INSTRUCTIONS TO FOLLOW: Without including any pictures, write out the listing below exactly.
┄┄┄┄┄┄
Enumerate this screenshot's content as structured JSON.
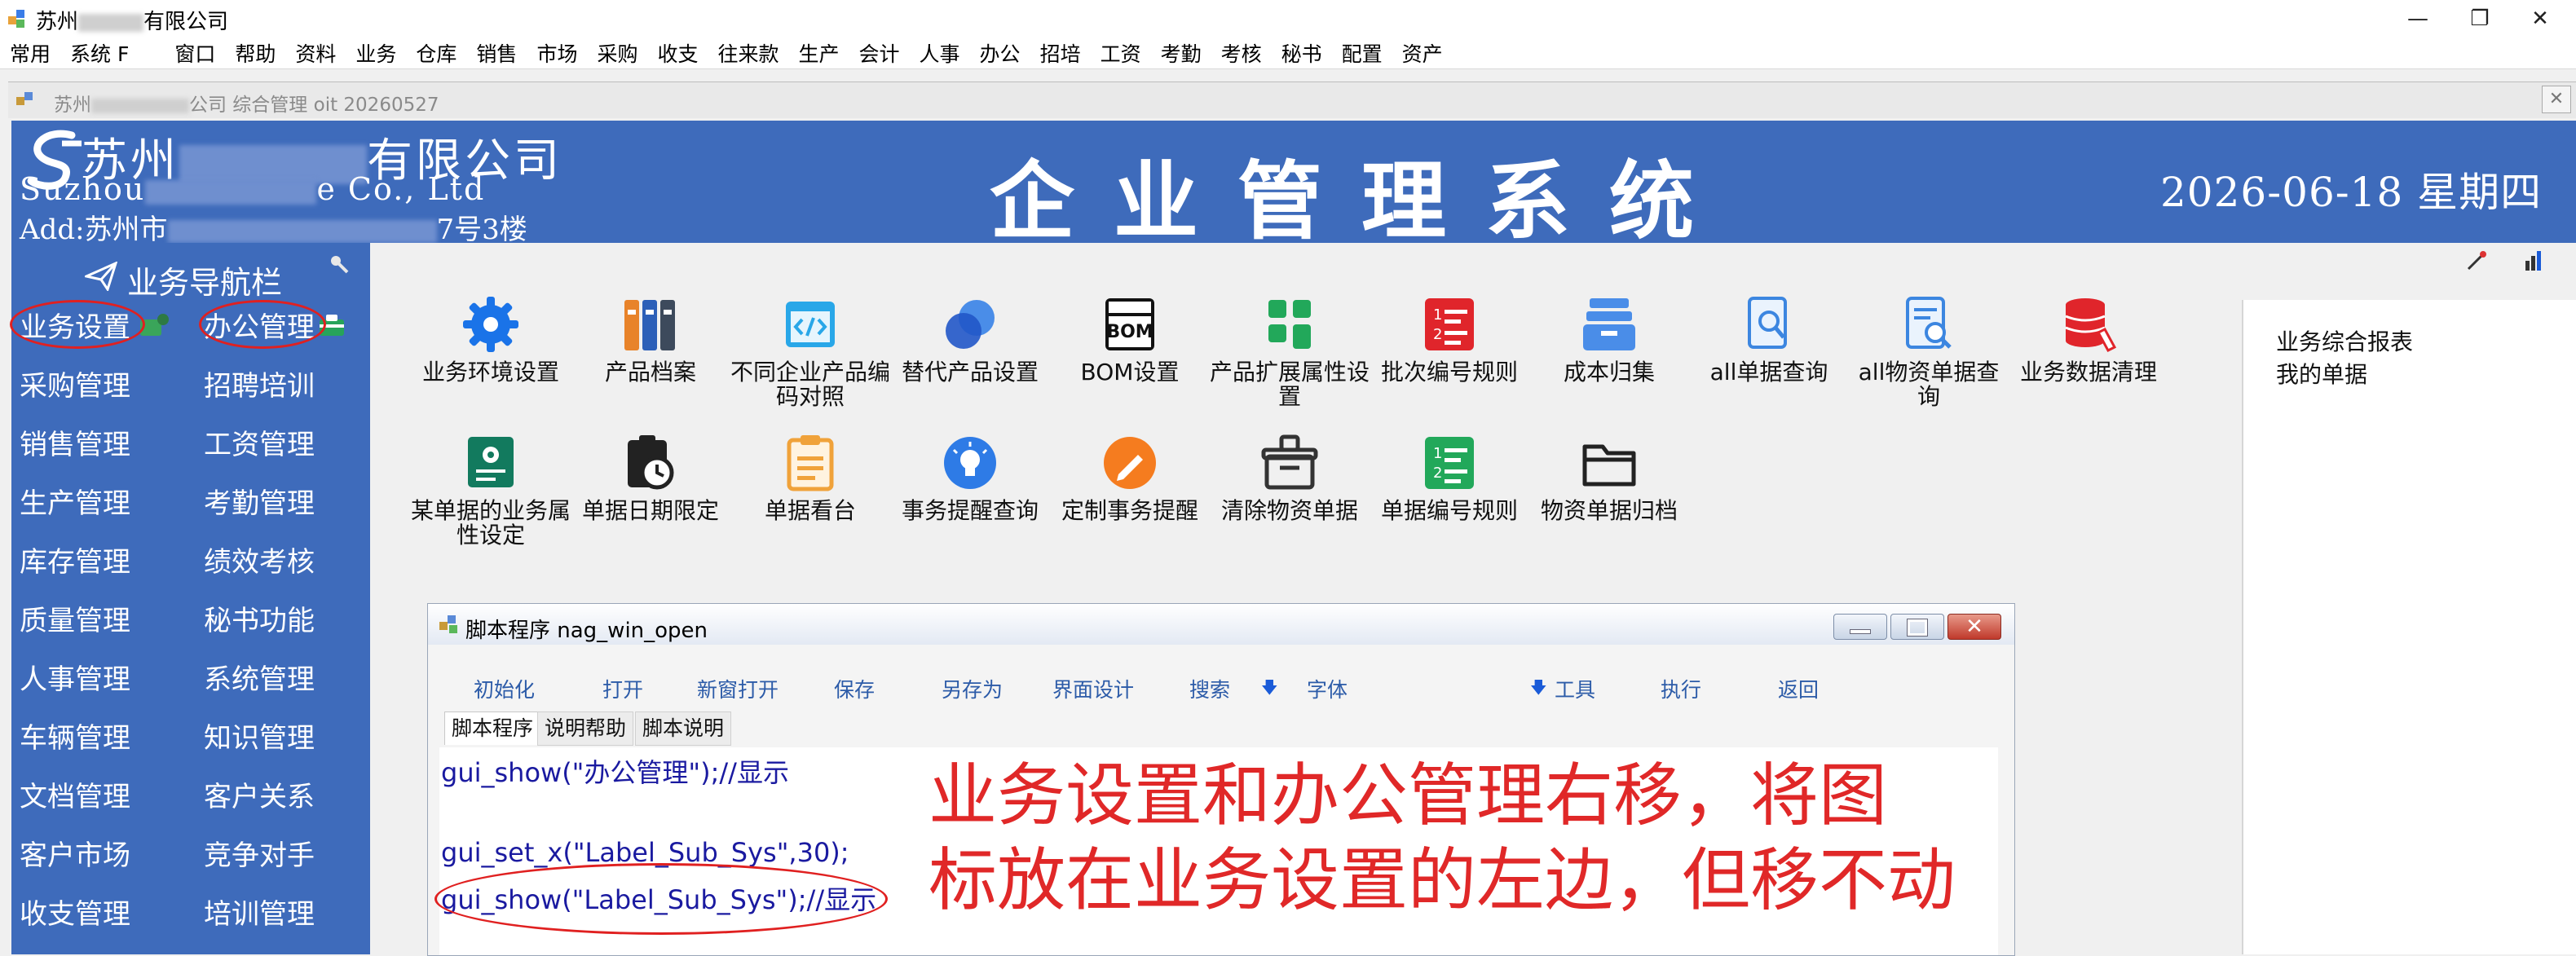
{
  "window": {
    "title_prefix": "苏州",
    "title_suffix": "有限公司"
  },
  "menubar": [
    "常用",
    "系统 F",
    "窗口",
    "帮助",
    "资料",
    "业务",
    "仓库",
    "销售",
    "市场",
    "采购",
    "收支",
    "往来款",
    "生产",
    "会计",
    "人事",
    "办公",
    "招培",
    "工资",
    "考勤",
    "考核",
    "秘书",
    "配置",
    "资产"
  ],
  "mdi": {
    "caption_prefix": "苏州",
    "caption_suffix": "公司 综合管理 oit 20260527",
    "close_glyph": "✕"
  },
  "banner": {
    "company_cn_prefix": "苏州",
    "company_cn_suffix": "有限公司",
    "company_en_prefix": "Suzhou",
    "company_en_suffix": "e Co., Ltd",
    "company_addr_prefix": "Add:苏州市",
    "company_addr_suffix": "7号3楼",
    "system_title": "企业管理系统",
    "date": "2026-06-18 星期四"
  },
  "sidebar": {
    "nav_title": "业务导航栏",
    "left_items": [
      "业务设置",
      "采购管理",
      "销售管理",
      "生产管理",
      "库存管理",
      "质量管理",
      "人事管理",
      "车辆管理",
      "文档管理",
      "客户市场",
      "收支管理"
    ],
    "right_items": [
      "办公管理",
      "招聘培训",
      "工资管理",
      "考勤管理",
      "绩效考核",
      "秘书功能",
      "系统管理",
      "知识管理",
      "客户关系",
      "竞争对手",
      "培训管理"
    ]
  },
  "tiles_row1": [
    {
      "label": "业务环境设置",
      "icon": "gear-icon"
    },
    {
      "label": "产品档案",
      "icon": "binders-icon"
    },
    {
      "label": "不同企业产品编码对照",
      "icon": "code-icon"
    },
    {
      "label": "替代产品设置",
      "icon": "overlap-circles-icon"
    },
    {
      "label": "BOM设置",
      "icon": "bom-icon"
    },
    {
      "label": "产品扩展属性设置",
      "icon": "grid-icon"
    },
    {
      "label": "批次编号规则",
      "icon": "numbered-list-icon"
    },
    {
      "label": "成本归集",
      "icon": "archive-icon"
    },
    {
      "label": "all单据查询",
      "icon": "doc-search-icon"
    },
    {
      "label": "all物资单据查询",
      "icon": "doc-magnifier-icon"
    },
    {
      "label": "业务数据清理",
      "icon": "database-clean-icon"
    }
  ],
  "tiles_row2": [
    {
      "label": "某单据的业务属性设定",
      "icon": "doc-gear-icon"
    },
    {
      "label": "单据日期限定",
      "icon": "clipboard-clock-icon"
    },
    {
      "label": "单据看台",
      "icon": "clipboard-icon"
    },
    {
      "label": "事务提醒查询",
      "icon": "bulb-icon"
    },
    {
      "label": "定制事务提醒",
      "icon": "pencil-icon"
    },
    {
      "label": "清除物资单据",
      "icon": "clear-box-icon"
    },
    {
      "label": "单据编号规则",
      "icon": "numbered-list-green-icon"
    },
    {
      "label": "物资单据归档",
      "icon": "folder-icon"
    }
  ],
  "right_panel": [
    "业务综合报表",
    "我的单据"
  ],
  "script_window": {
    "title": "脚本程序  nag_win_open",
    "toolbar": [
      "初始化",
      "打开",
      "新窗打开",
      "保存",
      "另存为",
      "界面设计",
      "搜索",
      "字体",
      "工具",
      "执行",
      "返回"
    ],
    "tabs": [
      "脚本程序",
      "说明帮助",
      "脚本说明"
    ],
    "code_lines": [
      "gui_show(\"办公管理\");//显示",
      "gui_set_x(\"Label_Sub_Sys\",30);",
      "gui_show(\"Label_Sub_Sys\");//显示"
    ],
    "annotation_lines": [
      "业务设置和办公管理右移，将图",
      "标放在业务设置的左边，但移不动"
    ]
  }
}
┄┄┄┄┄┄
ANSWER TO THIS TASK:
Enumerate this screenshot's content as structured JSON.
{
  "window": {
    "title_prefix": "苏州",
    "title_suffix": "有限公司"
  },
  "menubar": [
    "常用",
    "系统 F",
    "窗口",
    "帮助",
    "资料",
    "业务",
    "仓库",
    "销售",
    "市场",
    "采购",
    "收支",
    "往来款",
    "生产",
    "会计",
    "人事",
    "办公",
    "招培",
    "工资",
    "考勤",
    "考核",
    "秘书",
    "配置",
    "资产"
  ],
  "mdi": {
    "caption_prefix": "苏州",
    "caption_suffix": "公司 综合管理 oit 20260527",
    "close_glyph": "✕"
  },
  "banner": {
    "company_cn_prefix": "苏州",
    "company_cn_suffix": "有限公司",
    "company_en_prefix": "Suzhou",
    "company_en_suffix": "e Co., Ltd",
    "company_addr_prefix": "Add:苏州市",
    "company_addr_suffix": "7号3楼",
    "system_title": "企业管理系统",
    "date": "2026-06-18 星期四"
  },
  "sidebar": {
    "nav_title": "业务导航栏",
    "left_items": [
      "业务设置",
      "采购管理",
      "销售管理",
      "生产管理",
      "库存管理",
      "质量管理",
      "人事管理",
      "车辆管理",
      "文档管理",
      "客户市场",
      "收支管理"
    ],
    "right_items": [
      "办公管理",
      "招聘培训",
      "工资管理",
      "考勤管理",
      "绩效考核",
      "秘书功能",
      "系统管理",
      "知识管理",
      "客户关系",
      "竞争对手",
      "培训管理"
    ]
  },
  "tiles_row1": [
    {
      "label": "业务环境设置",
      "icon": "gear-icon"
    },
    {
      "label": "产品档案",
      "icon": "binders-icon"
    },
    {
      "label": "不同企业产品编码对照",
      "icon": "code-icon"
    },
    {
      "label": "替代产品设置",
      "icon": "overlap-circles-icon"
    },
    {
      "label": "BOM设置",
      "icon": "bom-icon"
    },
    {
      "label": "产品扩展属性设置",
      "icon": "grid-icon"
    },
    {
      "label": "批次编号规则",
      "icon": "numbered-list-icon"
    },
    {
      "label": "成本归集",
      "icon": "archive-icon"
    },
    {
      "label": "all单据查询",
      "icon": "doc-search-icon"
    },
    {
      "label": "all物资单据查询",
      "icon": "doc-magnifier-icon"
    },
    {
      "label": "业务数据清理",
      "icon": "database-clean-icon"
    }
  ],
  "tiles_row2": [
    {
      "label": "某单据的业务属性设定",
      "icon": "doc-gear-icon"
    },
    {
      "label": "单据日期限定",
      "icon": "clipboard-clock-icon"
    },
    {
      "label": "单据看台",
      "icon": "clipboard-icon"
    },
    {
      "label": "事务提醒查询",
      "icon": "bulb-icon"
    },
    {
      "label": "定制事务提醒",
      "icon": "pencil-icon"
    },
    {
      "label": "清除物资单据",
      "icon": "clear-box-icon"
    },
    {
      "label": "单据编号规则",
      "icon": "numbered-list-green-icon"
    },
    {
      "label": "物资单据归档",
      "icon": "folder-icon"
    }
  ],
  "right_panel": [
    "业务综合报表",
    "我的单据"
  ],
  "script_window": {
    "title": "脚本程序  nag_win_open",
    "toolbar": [
      "初始化",
      "打开",
      "新窗打开",
      "保存",
      "另存为",
      "界面设计",
      "搜索",
      "字体",
      "工具",
      "执行",
      "返回"
    ],
    "tabs": [
      "脚本程序",
      "说明帮助",
      "脚本说明"
    ],
    "code_lines": [
      "gui_show(\"办公管理\");//显示",
      "gui_set_x(\"Label_Sub_Sys\",30);",
      "gui_show(\"Label_Sub_Sys\");//显示"
    ],
    "annotation_lines": [
      "业务设置和办公管理右移，将图",
      "标放在业务设置的左边，但移不动"
    ]
  }
}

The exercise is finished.